WHAT THE TASK REQUIRES: Look for the string "能较熟练使用电脑和多媒体设备" and copy every line that has it.

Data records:
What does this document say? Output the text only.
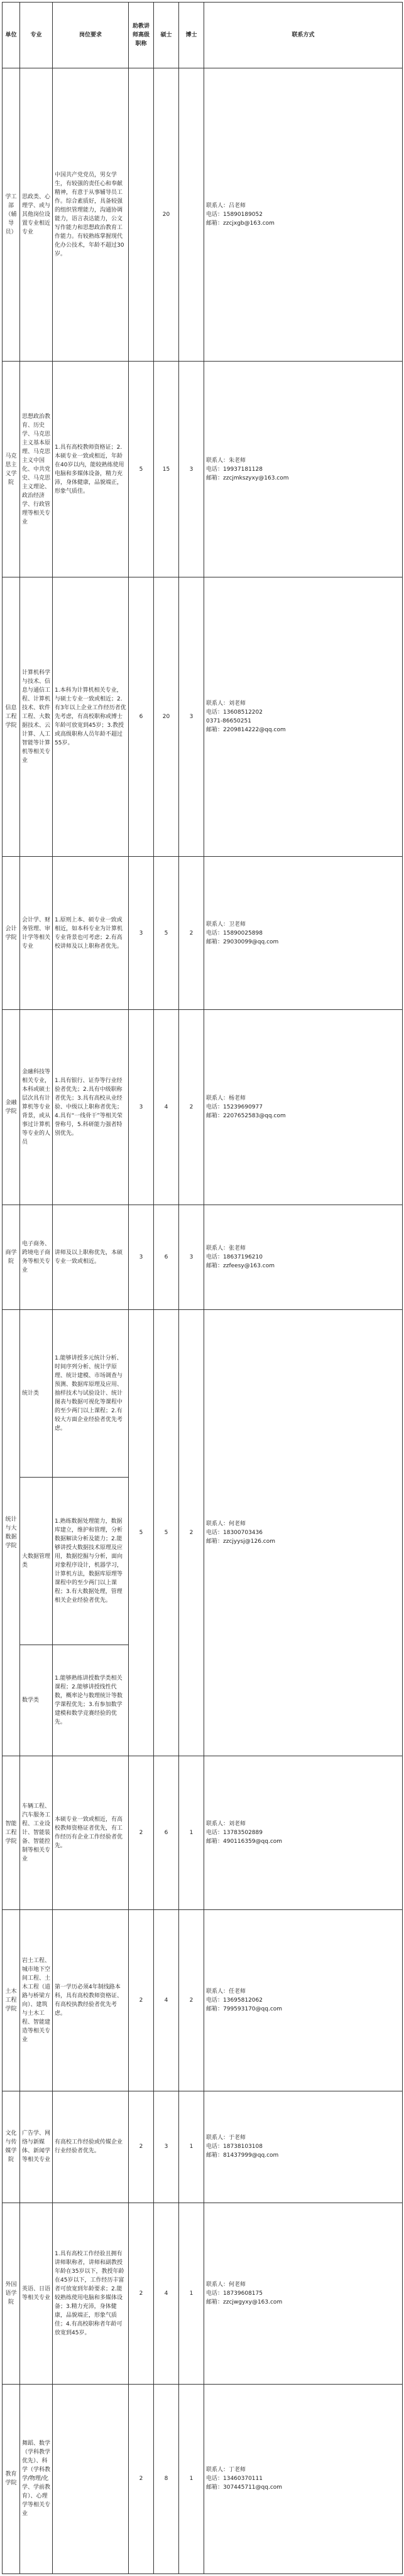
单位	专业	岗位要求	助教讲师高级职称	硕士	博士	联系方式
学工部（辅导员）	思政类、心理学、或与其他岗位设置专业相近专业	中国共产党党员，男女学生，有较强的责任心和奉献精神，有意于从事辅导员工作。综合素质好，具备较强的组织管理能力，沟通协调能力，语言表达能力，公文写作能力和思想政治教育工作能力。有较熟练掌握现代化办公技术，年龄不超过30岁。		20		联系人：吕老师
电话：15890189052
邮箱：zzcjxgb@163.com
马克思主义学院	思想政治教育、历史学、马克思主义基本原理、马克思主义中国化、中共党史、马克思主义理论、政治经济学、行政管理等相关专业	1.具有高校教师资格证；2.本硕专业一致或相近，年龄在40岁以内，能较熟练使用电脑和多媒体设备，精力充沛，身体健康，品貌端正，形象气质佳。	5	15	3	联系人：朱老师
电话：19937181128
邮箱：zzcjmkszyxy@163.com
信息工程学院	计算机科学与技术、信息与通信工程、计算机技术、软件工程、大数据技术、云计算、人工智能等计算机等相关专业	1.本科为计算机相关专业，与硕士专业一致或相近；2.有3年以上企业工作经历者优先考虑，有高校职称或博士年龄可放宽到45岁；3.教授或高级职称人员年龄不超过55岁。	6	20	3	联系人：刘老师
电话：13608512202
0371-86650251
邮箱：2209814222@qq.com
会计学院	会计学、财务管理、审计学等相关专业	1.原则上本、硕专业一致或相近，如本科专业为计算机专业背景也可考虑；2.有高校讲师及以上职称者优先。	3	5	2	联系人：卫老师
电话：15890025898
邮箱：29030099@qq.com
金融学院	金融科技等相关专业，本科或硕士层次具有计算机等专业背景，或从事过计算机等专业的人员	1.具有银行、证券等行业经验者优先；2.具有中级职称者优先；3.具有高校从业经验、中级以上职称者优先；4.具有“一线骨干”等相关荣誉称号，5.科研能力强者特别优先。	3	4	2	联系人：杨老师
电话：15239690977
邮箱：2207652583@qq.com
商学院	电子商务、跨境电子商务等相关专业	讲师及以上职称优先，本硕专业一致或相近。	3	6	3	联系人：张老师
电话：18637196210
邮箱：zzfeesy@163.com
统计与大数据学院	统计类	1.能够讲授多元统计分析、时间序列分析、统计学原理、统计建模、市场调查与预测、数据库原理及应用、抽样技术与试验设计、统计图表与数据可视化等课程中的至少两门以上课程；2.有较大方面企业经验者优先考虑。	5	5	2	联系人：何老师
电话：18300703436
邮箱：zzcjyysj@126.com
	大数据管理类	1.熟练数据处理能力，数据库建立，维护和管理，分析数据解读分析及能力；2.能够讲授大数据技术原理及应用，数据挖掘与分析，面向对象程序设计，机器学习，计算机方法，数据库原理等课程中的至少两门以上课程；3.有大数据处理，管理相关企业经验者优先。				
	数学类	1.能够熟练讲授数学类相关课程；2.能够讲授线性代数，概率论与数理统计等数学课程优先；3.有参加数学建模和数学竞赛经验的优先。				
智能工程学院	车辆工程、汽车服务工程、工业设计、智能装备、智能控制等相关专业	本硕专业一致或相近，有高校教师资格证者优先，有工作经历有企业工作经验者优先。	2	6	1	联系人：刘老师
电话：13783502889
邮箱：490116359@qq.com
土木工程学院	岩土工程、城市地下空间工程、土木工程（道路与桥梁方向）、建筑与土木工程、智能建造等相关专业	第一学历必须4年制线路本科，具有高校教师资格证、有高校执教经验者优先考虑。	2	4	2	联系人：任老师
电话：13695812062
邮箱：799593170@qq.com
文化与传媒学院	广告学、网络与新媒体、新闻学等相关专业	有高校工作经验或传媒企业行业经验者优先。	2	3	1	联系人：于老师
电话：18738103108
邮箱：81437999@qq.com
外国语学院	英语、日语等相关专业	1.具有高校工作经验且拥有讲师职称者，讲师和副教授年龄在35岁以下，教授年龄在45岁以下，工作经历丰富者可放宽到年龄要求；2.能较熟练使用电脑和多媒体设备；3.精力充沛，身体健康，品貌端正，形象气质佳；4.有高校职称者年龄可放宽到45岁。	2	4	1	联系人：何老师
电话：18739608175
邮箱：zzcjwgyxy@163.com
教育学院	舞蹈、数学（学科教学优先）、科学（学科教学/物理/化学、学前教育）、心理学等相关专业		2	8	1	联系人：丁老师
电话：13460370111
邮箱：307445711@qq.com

WRITTEN SOLUTION:
马克思主义学院	思想政治教育、历史学、马克思主义基本原理、马克思主义中国化、中共党史、马克思主义理论、政治经济学、行政管理等相关专业	1.具有高校教师资格证；2.本硕专业一致或相近，年龄在40岁以内，能较熟练使用电脑和多媒体设备，精力充沛，身体健康，品貌端正，形象气质佳。	5	15	3	联系人：朱老师
外国语学院	英语、日语等相关专业	1.具有高校工作经验且拥有讲师职称者，讲师和副教授年龄在35岁以下，教授年龄在45岁以下，工作经历丰富者可放宽到年龄要求；2.能较熟练使用电脑和多媒体设备；3.精力充沛，身体健康，品貌端正，形象气质佳；4.有高校职称者年龄可放宽到45岁。	2	4	1	联系人：何老师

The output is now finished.